_Set problem:_ Quote, verbatim, all material below, without pictures.

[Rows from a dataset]

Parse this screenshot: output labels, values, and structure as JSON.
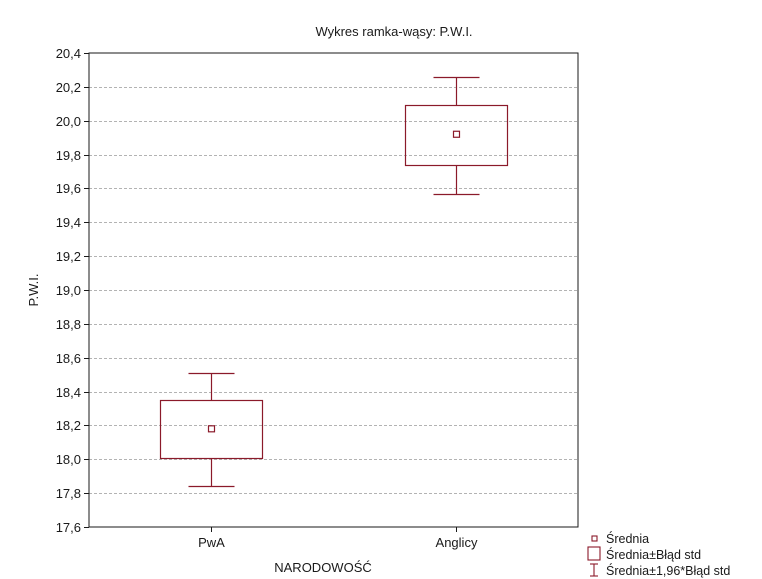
{
  "chart_data": {
    "type": "box",
    "title": "Wykres ramka-wąsy:  P.W.I.",
    "xlabel": "NARODOWOŚĆ",
    "ylabel": "P.W.I.",
    "ylim": [
      17.6,
      20.4
    ],
    "yticks": [
      17.6,
      17.8,
      18.0,
      18.2,
      18.4,
      18.6,
      18.8,
      19.0,
      19.2,
      19.4,
      19.6,
      19.8,
      20.0,
      20.2,
      20.4
    ],
    "ytick_labels": [
      "17,6",
      "17,8",
      "18,0",
      "18,2",
      "18,4",
      "18,6",
      "18,8",
      "19,0",
      "19,2",
      "19,4",
      "19,6",
      "19,8",
      "20,0",
      "20,2",
      "20,4"
    ],
    "categories": [
      "PwA",
      "Anglicy"
    ],
    "groups": [
      {
        "category": "PwA",
        "mean": 18.18,
        "box_low": 18.01,
        "box_high": 18.35,
        "whisker_low": 17.84,
        "whisker_high": 18.51
      },
      {
        "category": "Anglicy",
        "mean": 19.92,
        "box_low": 19.74,
        "box_high": 20.09,
        "whisker_low": 19.57,
        "whisker_high": 20.26
      }
    ],
    "grid": true,
    "legend_position": "bottom-right",
    "legend": [
      {
        "symbol": "point",
        "label": "Średnia"
      },
      {
        "symbol": "box",
        "label": "Średnia±Błąd std"
      },
      {
        "symbol": "whisker",
        "label": "Średnia±1,96*Błąd std"
      }
    ],
    "colors": {
      "marks": "#8b1a2a",
      "grid": "#9a9a9a",
      "axis": "#1a1a1a"
    }
  }
}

_Final result:_
Parse this screenshot: output labels, values, and structure as JSON.
{
  "chart_data": {
    "type": "box",
    "title": "Wykres ramka-wąsy:  P.W.I.",
    "xlabel": "NARODOWOŚĆ",
    "ylabel": "P.W.I.",
    "ylim": [
      17.6,
      20.4
    ],
    "yticks": [
      17.6,
      17.8,
      18.0,
      18.2,
      18.4,
      18.6,
      18.8,
      19.0,
      19.2,
      19.4,
      19.6,
      19.8,
      20.0,
      20.2,
      20.4
    ],
    "ytick_labels": [
      "17,6",
      "17,8",
      "18,0",
      "18,2",
      "18,4",
      "18,6",
      "18,8",
      "19,0",
      "19,2",
      "19,4",
      "19,6",
      "19,8",
      "20,0",
      "20,2",
      "20,4"
    ],
    "categories": [
      "PwA",
      "Anglicy"
    ],
    "groups": [
      {
        "category": "PwA",
        "mean": 18.18,
        "box_low": 18.01,
        "box_high": 18.35,
        "whisker_low": 17.84,
        "whisker_high": 18.51
      },
      {
        "category": "Anglicy",
        "mean": 19.92,
        "box_low": 19.74,
        "box_high": 20.09,
        "whisker_low": 19.57,
        "whisker_high": 20.26
      }
    ],
    "grid": true,
    "legend_position": "bottom-right",
    "legend": [
      {
        "symbol": "point",
        "label": "Średnia"
      },
      {
        "symbol": "box",
        "label": "Średnia±Błąd std"
      },
      {
        "symbol": "whisker",
        "label": "Średnia±1,96*Błąd std"
      }
    ],
    "colors": {
      "marks": "#8b1a2a",
      "grid": "#9a9a9a",
      "axis": "#1a1a1a"
    }
  }
}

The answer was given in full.